• EXERCISE TEXT:
========================================================================
An experimental drug treatment can help monkeys survive an otherwise deadly infection with a tropical virus called Marburg, which is similar to Ebola, researchers said on August 20. The findings in the journal Science Translational Medicine could speed efforts to bring to market a drug treatment against Ebola, a deadly hemorrhagic virus that is sweeping across West Africa in the largest outbreak to date.
There is no available drug or vaccine for Ebola, which has killed 1,350 people and infected 2,473 since March in Sierra Leone, Nigeria, Guinea and Liberia.
Marburg is from the same family as the Ebola virus and also causes severe bleeding, fever, vomiting and diarrhea. Fatality rates range from 25 percent to 80 percent, and like Ebola, it is transmitted via contact with bodily fluids.
The study tested a Marburg virus drug, made by Canada's Tekmira Pharmaceuticals, on 16 monkeys.
One group was given the treatment 30-45 minutes after exposure to a lethal dose of the Angola strain of Marburg virus. Other groups were treated one, two and three days following the infection.
"All treated animals in all four studies survived," said lead author Thomas Geisbert, professor of microbiology and immunology at the University of Texas Medical Branch at Galveston.
========================================================================
• TASK INSTRUCTIONS:
Write out everything in the article on the Marburg drug study from "Marburg is from" down to "on 16 monkeys.".
========================================================================
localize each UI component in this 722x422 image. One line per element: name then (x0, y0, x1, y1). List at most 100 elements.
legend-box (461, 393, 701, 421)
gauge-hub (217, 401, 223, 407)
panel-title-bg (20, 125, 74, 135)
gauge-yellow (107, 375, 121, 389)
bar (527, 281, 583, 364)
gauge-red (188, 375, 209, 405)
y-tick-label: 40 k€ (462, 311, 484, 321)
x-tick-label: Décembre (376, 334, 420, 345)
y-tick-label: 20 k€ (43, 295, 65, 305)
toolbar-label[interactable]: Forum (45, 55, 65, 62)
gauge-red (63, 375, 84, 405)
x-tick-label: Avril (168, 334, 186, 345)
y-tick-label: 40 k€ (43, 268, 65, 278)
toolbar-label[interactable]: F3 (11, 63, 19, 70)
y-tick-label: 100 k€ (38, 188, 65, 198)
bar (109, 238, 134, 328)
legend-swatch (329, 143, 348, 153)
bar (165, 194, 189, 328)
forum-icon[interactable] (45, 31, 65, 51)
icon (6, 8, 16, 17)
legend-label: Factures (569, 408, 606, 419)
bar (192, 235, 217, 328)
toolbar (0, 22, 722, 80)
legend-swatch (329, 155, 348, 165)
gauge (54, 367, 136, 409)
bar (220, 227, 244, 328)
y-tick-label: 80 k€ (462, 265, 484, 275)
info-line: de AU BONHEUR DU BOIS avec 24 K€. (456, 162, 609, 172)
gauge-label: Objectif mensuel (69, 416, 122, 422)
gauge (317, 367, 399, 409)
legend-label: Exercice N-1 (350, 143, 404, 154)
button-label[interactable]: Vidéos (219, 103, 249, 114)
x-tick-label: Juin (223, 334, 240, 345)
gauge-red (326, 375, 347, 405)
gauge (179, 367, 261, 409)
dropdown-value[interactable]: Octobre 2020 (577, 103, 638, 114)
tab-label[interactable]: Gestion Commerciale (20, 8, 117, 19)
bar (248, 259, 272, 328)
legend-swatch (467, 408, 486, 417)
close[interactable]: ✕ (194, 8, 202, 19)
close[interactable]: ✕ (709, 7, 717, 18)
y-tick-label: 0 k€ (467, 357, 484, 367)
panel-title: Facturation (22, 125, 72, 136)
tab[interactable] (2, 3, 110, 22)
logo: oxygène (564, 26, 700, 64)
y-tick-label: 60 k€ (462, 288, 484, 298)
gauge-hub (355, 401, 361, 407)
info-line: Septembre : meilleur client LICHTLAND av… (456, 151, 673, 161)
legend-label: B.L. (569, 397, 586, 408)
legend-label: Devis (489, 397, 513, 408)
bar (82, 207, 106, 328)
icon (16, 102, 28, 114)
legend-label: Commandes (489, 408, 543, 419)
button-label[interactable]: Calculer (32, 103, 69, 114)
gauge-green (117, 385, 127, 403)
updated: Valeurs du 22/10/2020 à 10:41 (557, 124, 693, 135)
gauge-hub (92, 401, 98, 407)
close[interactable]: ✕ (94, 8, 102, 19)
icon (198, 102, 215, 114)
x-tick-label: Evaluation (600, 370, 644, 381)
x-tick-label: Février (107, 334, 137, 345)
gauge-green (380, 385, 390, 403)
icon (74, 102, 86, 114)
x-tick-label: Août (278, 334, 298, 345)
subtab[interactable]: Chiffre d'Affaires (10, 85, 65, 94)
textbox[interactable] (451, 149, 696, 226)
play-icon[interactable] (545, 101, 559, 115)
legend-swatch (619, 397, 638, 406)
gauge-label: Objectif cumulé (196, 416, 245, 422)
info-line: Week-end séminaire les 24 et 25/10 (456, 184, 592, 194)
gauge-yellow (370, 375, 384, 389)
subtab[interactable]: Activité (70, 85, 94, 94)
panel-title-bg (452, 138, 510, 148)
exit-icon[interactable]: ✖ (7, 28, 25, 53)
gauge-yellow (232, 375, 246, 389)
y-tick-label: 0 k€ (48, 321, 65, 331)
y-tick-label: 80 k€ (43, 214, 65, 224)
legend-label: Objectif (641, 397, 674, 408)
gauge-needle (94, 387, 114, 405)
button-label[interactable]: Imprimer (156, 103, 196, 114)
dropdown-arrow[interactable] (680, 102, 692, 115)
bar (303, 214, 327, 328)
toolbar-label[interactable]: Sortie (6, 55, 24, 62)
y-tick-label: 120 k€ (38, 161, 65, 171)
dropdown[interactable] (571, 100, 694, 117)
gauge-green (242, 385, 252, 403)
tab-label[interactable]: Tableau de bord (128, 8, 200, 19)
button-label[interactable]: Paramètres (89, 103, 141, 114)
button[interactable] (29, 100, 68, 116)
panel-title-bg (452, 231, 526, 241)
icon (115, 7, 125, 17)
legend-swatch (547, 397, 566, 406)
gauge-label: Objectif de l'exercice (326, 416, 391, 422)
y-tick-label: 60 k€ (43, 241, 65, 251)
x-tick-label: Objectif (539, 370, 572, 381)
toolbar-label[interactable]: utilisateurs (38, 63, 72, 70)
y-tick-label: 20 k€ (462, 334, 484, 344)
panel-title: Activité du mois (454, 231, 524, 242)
========================================================================
• RESPONSE AREA:
Marburg is from the same family as the Ebola virus and also causes severe bleeding, fever, vomiting and diarrhea. Fatality rates range from 25 percent to 80 percent, and like Ebola, it is transmitted via contact with bodily fluids.
The study tested a Marburg virus drug, made by Canada's Tekmira Pharmaceuticals, on 16 monkeys.